▸ **Task statement**
Give each of the records below as a JSON list of strings, one string per line, leaving out any blank lines.

++++++++

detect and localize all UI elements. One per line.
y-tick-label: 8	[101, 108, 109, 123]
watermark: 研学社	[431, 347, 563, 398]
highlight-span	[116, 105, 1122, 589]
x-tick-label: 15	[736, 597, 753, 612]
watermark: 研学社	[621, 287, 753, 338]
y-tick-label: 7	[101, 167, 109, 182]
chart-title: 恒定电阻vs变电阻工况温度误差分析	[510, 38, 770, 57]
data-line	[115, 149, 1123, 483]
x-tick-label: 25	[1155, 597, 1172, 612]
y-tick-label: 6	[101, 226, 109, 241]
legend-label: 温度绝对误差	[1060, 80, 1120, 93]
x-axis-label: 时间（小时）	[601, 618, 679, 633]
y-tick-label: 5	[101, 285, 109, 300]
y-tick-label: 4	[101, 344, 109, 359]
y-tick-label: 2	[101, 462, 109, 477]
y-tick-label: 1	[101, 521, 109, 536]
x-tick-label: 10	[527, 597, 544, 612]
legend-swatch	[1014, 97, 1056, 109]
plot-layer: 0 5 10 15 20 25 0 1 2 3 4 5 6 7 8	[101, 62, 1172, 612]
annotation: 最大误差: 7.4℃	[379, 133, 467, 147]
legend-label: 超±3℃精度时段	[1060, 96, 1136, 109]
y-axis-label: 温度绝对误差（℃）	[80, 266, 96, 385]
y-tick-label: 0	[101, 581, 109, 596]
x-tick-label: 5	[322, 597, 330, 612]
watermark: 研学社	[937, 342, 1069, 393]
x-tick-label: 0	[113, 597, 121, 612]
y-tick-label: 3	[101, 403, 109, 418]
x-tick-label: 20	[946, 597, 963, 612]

++++++++

▸ **Finished exercise**
[
  "detect and localize all UI elements. One per line.",
  "y-tick-label: 8\t[101, 108, 109, 123]",
  "watermark: 研学社\t[431, 347, 563, 398]",
  "highlight-span\t[116, 105, 1122, 589]",
  "x-tick-label: 15\t[736, 597, 753, 612]",
  "watermark: 研学社\t[621, 287, 753, 338]",
  "y-tick-label: 7\t[101, 167, 109, 182]",
  "chart-title: 恒定电阻vs变电阻工况温度误差分析\t[510, 38, 770, 57]",
  "data-line\t[115, 149, 1123, 483]",
  "x-tick-label: 25\t[1155, 597, 1172, 612]",
  "y-tick-label: 6\t[101, 226, 109, 241]",
  "legend-label: 温度绝对误差\t[1060, 80, 1120, 93]",
  "x-axis-label: 时间（小时）\t[601, 618, 679, 633]",
  "y-tick-label: 5\t[101, 285, 109, 300]",
  "y-tick-label: 4\t[101, 344, 109, 359]",
  "y-tick-label: 2\t[101, 462, 109, 477]",
  "y-tick-label: 1\t[101, 521, 109, 536]",
  "x-tick-label: 10\t[527, 597, 544, 612]",
  "legend-swatch\t[1014, 97, 1056, 109]",
  "plot-layer: 0 5 10 15 20 25 0 1 2 3 4 5 6 7 8\t[101, 62, 1172, 612]",
  "annotation: 最大误差: 7.4℃\t[379, 133, 467, 147]",
  "legend-label: 超±3℃精度时段\t[1060, 96, 1136, 109]",
  "y-axis-label: 温度绝对误差（℃）\t[80, 266, 96, 385]",
  "y-tick-label: 0\t[101, 581, 109, 596]",
  "x-tick-label: 5\t[322, 597, 330, 612]",
  "watermark: 研学社\t[937, 342, 1069, 393]",
  "x-tick-label: 0\t[113, 597, 121, 612]",
  "y-tick-label: 3\t[101, 403, 109, 418]",
  "x-tick-label: 20\t[946, 597, 963, 612]"
]